All records, exactly as written, minus the pictures: copy them out.

Supplied information ::
Content starts
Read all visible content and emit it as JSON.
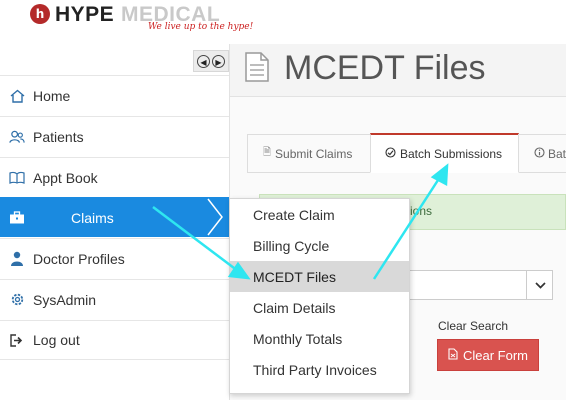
{
  "brand": {
    "logo_letter": "h",
    "name_first": "HYPE",
    "name_second": "MEDICAL",
    "tagline": "We live up to the hype!"
  },
  "sidebar": {
    "items": [
      {
        "label": "Home",
        "icon": "home-icon"
      },
      {
        "label": "Patients",
        "icon": "users-icon"
      },
      {
        "label": "Appt Book",
        "icon": "book-icon"
      },
      {
        "label": "Claims",
        "icon": "briefcase-icon",
        "active": true
      },
      {
        "label": "Doctor Profiles",
        "icon": "doctor-icon"
      },
      {
        "label": "SysAdmin",
        "icon": "gear-icon"
      },
      {
        "label": "Log out",
        "icon": "logout-icon"
      }
    ]
  },
  "claims_menu": {
    "items": [
      "Create Claim",
      "Billing Cycle",
      "MCEDT Files",
      "Claim Details",
      "Monthly Totals",
      "Third Party Invoices"
    ],
    "highlighted": "MCEDT Files"
  },
  "page": {
    "title": "MCEDT Files"
  },
  "tabs": [
    {
      "label": "Submit Claims",
      "icon": "file-icon"
    },
    {
      "label": "Batch Submissions",
      "icon": "check-circle-icon",
      "active": true
    },
    {
      "label": "Bat",
      "icon": "info-icon"
    }
  ],
  "alert": {
    "text": "ions"
  },
  "form": {
    "clear_search_label": "Clear Search",
    "clear_form_label": "Clear Form"
  },
  "colors": {
    "active_nav": "#1a8ae0",
    "annotation_arrow": "#2ee6f0",
    "clear_button": "#d9534f",
    "tab_accent": "#c0392b",
    "alert_bg": "#dff0d8"
  }
}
Content ends
Reply ::
Read all visible content and emit it as JSON.
{
  "brand": {
    "logo_letter": "h",
    "name_first": "HYPE",
    "name_second": "MEDICAL",
    "tagline": "We live up to the hype!"
  },
  "sidebar": {
    "items": [
      {
        "label": "Home",
        "icon": "home-icon"
      },
      {
        "label": "Patients",
        "icon": "users-icon"
      },
      {
        "label": "Appt Book",
        "icon": "book-icon"
      },
      {
        "label": "Claims",
        "icon": "briefcase-icon",
        "active": true
      },
      {
        "label": "Doctor Profiles",
        "icon": "doctor-icon"
      },
      {
        "label": "SysAdmin",
        "icon": "gear-icon"
      },
      {
        "label": "Log out",
        "icon": "logout-icon"
      }
    ]
  },
  "claims_menu": {
    "items": [
      "Create Claim",
      "Billing Cycle",
      "MCEDT Files",
      "Claim Details",
      "Monthly Totals",
      "Third Party Invoices"
    ],
    "highlighted": "MCEDT Files"
  },
  "page": {
    "title": "MCEDT Files"
  },
  "tabs": [
    {
      "label": "Submit Claims",
      "icon": "file-icon"
    },
    {
      "label": "Batch Submissions",
      "icon": "check-circle-icon",
      "active": true
    },
    {
      "label": "Bat",
      "icon": "info-icon"
    }
  ],
  "alert": {
    "text": "ions"
  },
  "form": {
    "clear_search_label": "Clear Search",
    "clear_form_label": "Clear Form"
  },
  "colors": {
    "active_nav": "#1a8ae0",
    "annotation_arrow": "#2ee6f0",
    "clear_button": "#d9534f",
    "tab_accent": "#c0392b",
    "alert_bg": "#dff0d8"
  }
}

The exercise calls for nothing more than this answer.